## Given exercise
Among the lines below, count those containing the word "JSON". Give the number only.

----

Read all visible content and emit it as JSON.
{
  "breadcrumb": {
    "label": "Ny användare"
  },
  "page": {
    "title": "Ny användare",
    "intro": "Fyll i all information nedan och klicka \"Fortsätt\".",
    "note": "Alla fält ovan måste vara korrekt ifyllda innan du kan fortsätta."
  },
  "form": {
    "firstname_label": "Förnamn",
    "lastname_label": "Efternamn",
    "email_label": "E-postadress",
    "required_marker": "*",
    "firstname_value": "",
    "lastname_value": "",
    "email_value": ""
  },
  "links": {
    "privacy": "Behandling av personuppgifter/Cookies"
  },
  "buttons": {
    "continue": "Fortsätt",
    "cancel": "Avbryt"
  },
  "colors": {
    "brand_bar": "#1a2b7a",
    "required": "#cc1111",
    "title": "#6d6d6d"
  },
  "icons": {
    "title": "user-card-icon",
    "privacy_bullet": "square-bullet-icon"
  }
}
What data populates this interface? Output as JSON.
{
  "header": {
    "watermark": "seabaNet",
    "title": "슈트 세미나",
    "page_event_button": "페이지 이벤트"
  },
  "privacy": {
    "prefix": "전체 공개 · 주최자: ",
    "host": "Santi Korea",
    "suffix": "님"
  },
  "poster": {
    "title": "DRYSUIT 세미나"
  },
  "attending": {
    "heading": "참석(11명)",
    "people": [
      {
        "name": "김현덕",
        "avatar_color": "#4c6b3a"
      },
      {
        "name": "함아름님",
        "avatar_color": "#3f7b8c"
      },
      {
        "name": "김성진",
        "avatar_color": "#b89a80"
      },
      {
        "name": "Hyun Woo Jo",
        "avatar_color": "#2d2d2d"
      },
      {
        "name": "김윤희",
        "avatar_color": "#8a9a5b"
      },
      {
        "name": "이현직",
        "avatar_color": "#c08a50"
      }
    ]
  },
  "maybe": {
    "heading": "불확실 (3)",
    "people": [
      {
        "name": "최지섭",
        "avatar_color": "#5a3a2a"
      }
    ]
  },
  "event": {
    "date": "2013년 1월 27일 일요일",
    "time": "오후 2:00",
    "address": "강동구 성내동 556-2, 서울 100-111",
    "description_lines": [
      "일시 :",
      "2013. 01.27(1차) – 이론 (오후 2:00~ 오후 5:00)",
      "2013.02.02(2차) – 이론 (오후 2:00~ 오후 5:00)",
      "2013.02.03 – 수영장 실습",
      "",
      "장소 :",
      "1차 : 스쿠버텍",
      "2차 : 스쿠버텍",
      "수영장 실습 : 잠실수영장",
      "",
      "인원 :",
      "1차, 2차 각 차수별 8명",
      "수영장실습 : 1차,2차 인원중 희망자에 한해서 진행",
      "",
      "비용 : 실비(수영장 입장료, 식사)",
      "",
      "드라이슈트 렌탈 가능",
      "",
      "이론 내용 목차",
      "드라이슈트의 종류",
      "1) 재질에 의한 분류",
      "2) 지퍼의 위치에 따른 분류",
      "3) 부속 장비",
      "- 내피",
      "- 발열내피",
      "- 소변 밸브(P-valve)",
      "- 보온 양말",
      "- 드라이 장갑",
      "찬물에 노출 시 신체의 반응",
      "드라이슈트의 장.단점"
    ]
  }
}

----

## Answer
2